◆ Given instruction ◆
Exactly as they appear, output all of the entries.

◆ Records for the exercise ◆
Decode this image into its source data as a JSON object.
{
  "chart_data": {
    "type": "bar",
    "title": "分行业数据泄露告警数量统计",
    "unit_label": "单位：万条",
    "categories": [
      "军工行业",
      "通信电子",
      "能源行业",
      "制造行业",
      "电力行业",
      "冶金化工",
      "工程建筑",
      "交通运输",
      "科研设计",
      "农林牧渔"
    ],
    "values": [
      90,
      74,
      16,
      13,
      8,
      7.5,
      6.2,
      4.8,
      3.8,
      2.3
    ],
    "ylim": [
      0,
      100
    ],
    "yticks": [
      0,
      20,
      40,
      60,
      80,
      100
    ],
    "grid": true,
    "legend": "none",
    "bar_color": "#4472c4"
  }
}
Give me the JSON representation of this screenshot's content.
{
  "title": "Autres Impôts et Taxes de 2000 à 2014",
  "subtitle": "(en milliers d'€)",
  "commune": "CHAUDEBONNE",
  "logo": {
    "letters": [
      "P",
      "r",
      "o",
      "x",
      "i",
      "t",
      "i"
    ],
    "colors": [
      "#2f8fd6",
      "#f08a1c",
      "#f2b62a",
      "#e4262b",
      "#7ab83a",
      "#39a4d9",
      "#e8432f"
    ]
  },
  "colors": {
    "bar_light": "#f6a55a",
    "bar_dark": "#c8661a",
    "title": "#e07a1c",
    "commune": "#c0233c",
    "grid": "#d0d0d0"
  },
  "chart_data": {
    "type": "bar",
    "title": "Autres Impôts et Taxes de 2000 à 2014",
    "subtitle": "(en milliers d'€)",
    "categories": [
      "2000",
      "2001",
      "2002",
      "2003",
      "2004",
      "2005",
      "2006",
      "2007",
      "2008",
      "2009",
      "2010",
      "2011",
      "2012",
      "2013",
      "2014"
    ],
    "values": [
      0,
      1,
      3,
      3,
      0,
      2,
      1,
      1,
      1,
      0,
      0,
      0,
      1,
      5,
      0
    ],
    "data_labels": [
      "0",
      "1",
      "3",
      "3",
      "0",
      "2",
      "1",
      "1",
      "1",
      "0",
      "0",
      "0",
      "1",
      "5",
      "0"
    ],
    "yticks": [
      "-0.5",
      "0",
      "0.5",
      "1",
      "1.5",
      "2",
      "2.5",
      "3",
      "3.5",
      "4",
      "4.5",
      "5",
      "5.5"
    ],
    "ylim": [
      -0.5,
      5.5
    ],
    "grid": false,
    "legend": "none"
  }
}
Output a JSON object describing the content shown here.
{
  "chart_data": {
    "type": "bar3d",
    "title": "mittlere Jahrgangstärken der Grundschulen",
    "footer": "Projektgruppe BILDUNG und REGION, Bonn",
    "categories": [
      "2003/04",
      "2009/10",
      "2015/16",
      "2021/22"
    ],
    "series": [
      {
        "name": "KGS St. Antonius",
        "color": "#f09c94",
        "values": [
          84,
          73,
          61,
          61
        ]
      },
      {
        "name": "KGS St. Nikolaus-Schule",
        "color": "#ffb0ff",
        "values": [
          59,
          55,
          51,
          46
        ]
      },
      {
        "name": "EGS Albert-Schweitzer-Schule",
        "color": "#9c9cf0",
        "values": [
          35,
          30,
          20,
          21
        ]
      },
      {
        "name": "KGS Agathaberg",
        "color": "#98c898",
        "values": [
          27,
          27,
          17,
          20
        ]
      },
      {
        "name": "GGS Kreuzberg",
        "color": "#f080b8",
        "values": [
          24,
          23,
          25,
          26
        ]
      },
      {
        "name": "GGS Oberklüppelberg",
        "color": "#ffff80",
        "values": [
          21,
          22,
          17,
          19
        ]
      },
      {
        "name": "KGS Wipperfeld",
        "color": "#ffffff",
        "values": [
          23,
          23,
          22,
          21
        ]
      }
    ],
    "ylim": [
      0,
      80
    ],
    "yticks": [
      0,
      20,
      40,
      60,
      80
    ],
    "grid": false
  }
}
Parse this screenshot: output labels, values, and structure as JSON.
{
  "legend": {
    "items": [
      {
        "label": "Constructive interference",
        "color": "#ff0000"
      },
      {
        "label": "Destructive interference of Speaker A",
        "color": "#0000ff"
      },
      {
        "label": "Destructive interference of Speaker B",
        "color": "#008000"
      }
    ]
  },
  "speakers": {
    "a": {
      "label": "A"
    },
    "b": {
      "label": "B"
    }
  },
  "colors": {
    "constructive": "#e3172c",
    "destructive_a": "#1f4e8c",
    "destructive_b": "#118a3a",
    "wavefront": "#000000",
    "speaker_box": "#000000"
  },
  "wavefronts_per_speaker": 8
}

◆ Response to this exercise ◆
Decode this image into its source data as a JSON object.
{
  "chart_data": {
    "type": "bar",
    "title": "分行业数据泄露告警数量统计",
    "unit_label": "单位：万条",
    "categories": [
      "军工行业",
      "通信电子",
      "能源行业",
      "制造行业",
      "电力行业",
      "冶金化工",
      "工程建筑",
      "交通运输",
      "科研设计",
      "农林牧渔"
    ],
    "values": [
      90,
      74,
      16,
      13,
      8,
      7.5,
      6.2,
      4.8,
      3.8,
      2.3
    ],
    "ylim": [
      0,
      100
    ],
    "yticks": [
      0,
      20,
      40,
      60,
      80,
      100
    ],
    "grid": true,
    "legend": "none",
    "bar_color": "#4472c4"
  }
}
Give me the JSON representation of this screenshot's content.
{
  "title": "Autres Impôts et Taxes de 2000 à 2014",
  "subtitle": "(en milliers d'€)",
  "commune": "CHAUDEBONNE",
  "logo": {
    "letters": [
      "P",
      "r",
      "o",
      "x",
      "i",
      "t",
      "i"
    ],
    "colors": [
      "#2f8fd6",
      "#f08a1c",
      "#f2b62a",
      "#e4262b",
      "#7ab83a",
      "#39a4d9",
      "#e8432f"
    ]
  },
  "colors": {
    "bar_light": "#f6a55a",
    "bar_dark": "#c8661a",
    "title": "#e07a1c",
    "commune": "#c0233c",
    "grid": "#d0d0d0"
  },
  "chart_data": {
    "type": "bar",
    "title": "Autres Impôts et Taxes de 2000 à 2014",
    "subtitle": "(en milliers d'€)",
    "categories": [
      "2000",
      "2001",
      "2002",
      "2003",
      "2004",
      "2005",
      "2006",
      "2007",
      "2008",
      "2009",
      "2010",
      "2011",
      "2012",
      "2013",
      "2014"
    ],
    "values": [
      0,
      1,
      3,
      3,
      0,
      2,
      1,
      1,
      1,
      0,
      0,
      0,
      1,
      5,
      0
    ],
    "data_labels": [
      "0",
      "1",
      "3",
      "3",
      "0",
      "2",
      "1",
      "1",
      "1",
      "0",
      "0",
      "0",
      "1",
      "5",
      "0"
    ],
    "yticks": [
      "-0.5",
      "0",
      "0.5",
      "1",
      "1.5",
      "2",
      "2.5",
      "3",
      "3.5",
      "4",
      "4.5",
      "5",
      "5.5"
    ],
    "ylim": [
      -0.5,
      5.5
    ],
    "grid": false,
    "legend": "none"
  }
}
Output a JSON object describing the content shown here.
{
  "chart_data": {
    "type": "bar3d",
    "title": "mittlere Jahrgangstärken der Grundschulen",
    "footer": "Projektgruppe BILDUNG und REGION, Bonn",
    "categories": [
      "2003/04",
      "2009/10",
      "2015/16",
      "2021/22"
    ],
    "series": [
      {
        "name": "KGS St. Antonius",
        "color": "#f09c94",
        "values": [
          84,
          73,
          61,
          61
        ]
      },
      {
        "name": "KGS St. Nikolaus-Schule",
        "color": "#ffb0ff",
        "values": [
          59,
          55,
          51,
          46
        ]
      },
      {
        "name": "EGS Albert-Schweitzer-Schule",
        "color": "#9c9cf0",
        "values": [
          35,
          30,
          20,
          21
        ]
      },
      {
        "name": "KGS Agathaberg",
        "color": "#98c898",
        "values": [
          27,
          27,
          17,
          20
        ]
      },
      {
        "name": "GGS Kreuzberg",
        "color": "#f080b8",
        "values": [
          24,
          23,
          25,
          26
        ]
      },
      {
        "name": "GGS Oberklüppelberg",
        "color": "#ffff80",
        "values": [
          21,
          22,
          17,
          19
        ]
      },
      {
        "name": "KGS Wipperfeld",
        "color": "#ffffff",
        "values": [
          23,
          23,
          22,
          21
        ]
      }
    ],
    "ylim": [
      0,
      80
    ],
    "yticks": [
      0,
      20,
      40,
      60,
      80
    ],
    "grid": false
  }
}
Parse this screenshot: output labels, values, and structure as JSON.
{
  "legend": {
    "items": [
      {
        "label": "Constructive interference",
        "color": "#ff0000"
      },
      {
        "label": "Destructive interference of Speaker A",
        "color": "#0000ff"
      },
      {
        "label": "Destructive interference of Speaker B",
        "color": "#008000"
      }
    ]
  },
  "speakers": {
    "a": {
      "label": "A"
    },
    "b": {
      "label": "B"
    }
  },
  "colors": {
    "constructive": "#e3172c",
    "destructive_a": "#1f4e8c",
    "destructive_b": "#118a3a",
    "wavefront": "#000000",
    "speaker_box": "#000000"
  },
  "wavefronts_per_speaker": 8
}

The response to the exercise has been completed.